*** Lesetext

# Smartphone - wenn Eltern plötzlich 900 Euro zahlen sollen



## Reducal (15 August 2012)

> *Hilfe, unser Smartphone ruiniert uns!*Wenn Eltern plötzlich 900 Euro zahlen sollen
> 
> 
> > AKTE 20.12
> > Di 14.08.2012 | 22:20


Einmerker zur Sendung: http://www.sat1.de/tv/akte/sendungen/akte-20-1224

Sendung verpasst? Wann wird der Beitrag verfügbar sein?


----------



## Aka-Aka (15 August 2012)

> aufgrund eines Feiertages in München/Bayern kommen die gestrigen Beiträge erst morgen am Donnerstag im Laufe des Vormittags online. Vielen Dank für Ihr Verständnis & beste Grüße. Ihre akte-Redaktion


Dann war ja heute wieder Bayern wecken angesagt...


----------



## Aka-Aka (16 August 2012)

@redu:
http://www.sat1.de/tv/akte/video/akte-vom-14-august-ganze-folge
so bei 19 min etwa
[email protected]


----------



## Reducal (16 August 2012)

******
*** Datensatzauszüge

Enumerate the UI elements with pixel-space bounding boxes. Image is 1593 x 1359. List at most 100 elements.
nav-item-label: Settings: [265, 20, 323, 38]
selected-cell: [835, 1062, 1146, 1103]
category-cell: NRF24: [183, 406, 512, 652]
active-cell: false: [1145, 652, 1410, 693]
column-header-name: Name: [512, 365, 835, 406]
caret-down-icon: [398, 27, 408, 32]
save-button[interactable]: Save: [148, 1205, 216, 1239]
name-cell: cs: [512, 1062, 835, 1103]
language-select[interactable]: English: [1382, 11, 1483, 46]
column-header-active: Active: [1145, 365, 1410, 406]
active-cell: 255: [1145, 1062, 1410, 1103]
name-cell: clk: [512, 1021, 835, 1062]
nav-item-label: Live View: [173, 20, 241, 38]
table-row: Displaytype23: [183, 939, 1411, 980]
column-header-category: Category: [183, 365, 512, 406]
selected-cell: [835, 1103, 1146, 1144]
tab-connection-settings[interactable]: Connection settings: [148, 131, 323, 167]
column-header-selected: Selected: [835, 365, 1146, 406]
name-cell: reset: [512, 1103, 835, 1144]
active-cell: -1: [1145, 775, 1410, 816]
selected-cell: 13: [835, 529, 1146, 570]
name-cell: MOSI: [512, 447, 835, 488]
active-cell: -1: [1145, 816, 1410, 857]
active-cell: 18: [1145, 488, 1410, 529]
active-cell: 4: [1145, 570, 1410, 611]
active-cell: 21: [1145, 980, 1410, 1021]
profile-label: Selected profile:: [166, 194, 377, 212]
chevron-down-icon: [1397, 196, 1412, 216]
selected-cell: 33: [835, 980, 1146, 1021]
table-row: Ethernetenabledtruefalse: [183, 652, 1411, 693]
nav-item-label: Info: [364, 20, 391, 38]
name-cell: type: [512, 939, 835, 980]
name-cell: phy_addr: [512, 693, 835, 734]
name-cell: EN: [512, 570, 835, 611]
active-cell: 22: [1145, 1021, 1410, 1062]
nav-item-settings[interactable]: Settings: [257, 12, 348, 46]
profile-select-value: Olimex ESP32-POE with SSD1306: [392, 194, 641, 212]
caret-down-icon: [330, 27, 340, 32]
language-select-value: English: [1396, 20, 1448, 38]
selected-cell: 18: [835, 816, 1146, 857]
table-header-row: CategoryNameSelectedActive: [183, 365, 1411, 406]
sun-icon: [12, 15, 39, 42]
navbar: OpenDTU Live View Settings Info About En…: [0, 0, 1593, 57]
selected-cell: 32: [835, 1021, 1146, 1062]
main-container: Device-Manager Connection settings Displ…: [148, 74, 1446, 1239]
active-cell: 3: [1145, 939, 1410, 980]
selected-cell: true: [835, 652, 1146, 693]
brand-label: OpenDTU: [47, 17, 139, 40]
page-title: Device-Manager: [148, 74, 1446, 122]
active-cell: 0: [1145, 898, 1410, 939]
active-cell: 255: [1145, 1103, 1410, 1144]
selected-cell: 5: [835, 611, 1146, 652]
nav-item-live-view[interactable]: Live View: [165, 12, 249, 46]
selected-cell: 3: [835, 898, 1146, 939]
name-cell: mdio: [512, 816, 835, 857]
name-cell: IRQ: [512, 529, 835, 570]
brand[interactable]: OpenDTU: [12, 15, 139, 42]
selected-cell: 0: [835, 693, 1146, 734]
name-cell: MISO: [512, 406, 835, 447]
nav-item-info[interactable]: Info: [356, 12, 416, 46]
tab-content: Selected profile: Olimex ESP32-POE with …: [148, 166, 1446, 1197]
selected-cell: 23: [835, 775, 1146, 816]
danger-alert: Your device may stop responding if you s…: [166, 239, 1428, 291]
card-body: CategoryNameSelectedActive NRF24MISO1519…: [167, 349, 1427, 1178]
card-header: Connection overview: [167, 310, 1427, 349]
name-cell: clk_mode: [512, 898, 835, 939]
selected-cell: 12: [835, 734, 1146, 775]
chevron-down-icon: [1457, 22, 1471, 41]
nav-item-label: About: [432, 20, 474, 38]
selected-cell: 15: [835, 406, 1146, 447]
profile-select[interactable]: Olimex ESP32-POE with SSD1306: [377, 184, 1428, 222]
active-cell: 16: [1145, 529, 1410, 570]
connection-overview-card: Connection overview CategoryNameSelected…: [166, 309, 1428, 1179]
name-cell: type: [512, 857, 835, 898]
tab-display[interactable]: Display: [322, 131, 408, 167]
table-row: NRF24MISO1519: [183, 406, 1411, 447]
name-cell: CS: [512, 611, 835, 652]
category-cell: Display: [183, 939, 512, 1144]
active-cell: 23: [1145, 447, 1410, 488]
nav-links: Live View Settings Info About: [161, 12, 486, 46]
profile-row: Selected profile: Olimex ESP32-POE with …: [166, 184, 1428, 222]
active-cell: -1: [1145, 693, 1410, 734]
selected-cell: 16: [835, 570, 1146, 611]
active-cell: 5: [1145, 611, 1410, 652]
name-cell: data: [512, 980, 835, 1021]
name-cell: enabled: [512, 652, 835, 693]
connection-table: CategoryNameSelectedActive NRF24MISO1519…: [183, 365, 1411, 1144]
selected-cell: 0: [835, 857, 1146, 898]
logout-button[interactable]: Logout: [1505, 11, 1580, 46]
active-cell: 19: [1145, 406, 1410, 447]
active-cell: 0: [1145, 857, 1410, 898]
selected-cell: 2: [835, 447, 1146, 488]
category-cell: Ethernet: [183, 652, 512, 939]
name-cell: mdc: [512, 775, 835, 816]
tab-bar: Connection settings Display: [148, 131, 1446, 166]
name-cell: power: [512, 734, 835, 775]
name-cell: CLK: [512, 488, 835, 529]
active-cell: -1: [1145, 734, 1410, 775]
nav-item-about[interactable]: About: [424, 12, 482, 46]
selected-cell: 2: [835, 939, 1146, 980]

******

__Schriftliche Aufgabe A__. Warum kommen die Beiträge laut der akte-Redaktion im Forumsfaden über die 900-Euro-Smartphone-Rechnung erst am Donnerstag online?
__Schriftliche Aufgabe B__. Führe den Forumsfaden über die 900-Euro-Smartphone-Rechnung weiter.

__Ergebnis A__. Wegen eines Feiertags in München/Bayern.

__Ergebnis B__.
Danke für die Rückmeldung. Und wieder einmal mehr zeigt es sich, dass nicht hinter jeder Abzockerei ein x-beliebiger Betrüger steckt. Viele Verbraucher meinen, dass sie bei überhöhten Rechnungen auf betrügerische Weise z. B. durch einen Telefonhacker geprellt worden sind. In Wirklichkeit sind in den allermeisten Fällen immer die Verbraucher selbst, in Verbindung mit dem Provider für die Buchungen verantwortlich. Lediglich bei Vertragsdrückern gibt es evtl. ein Quentchen krimineller Energie.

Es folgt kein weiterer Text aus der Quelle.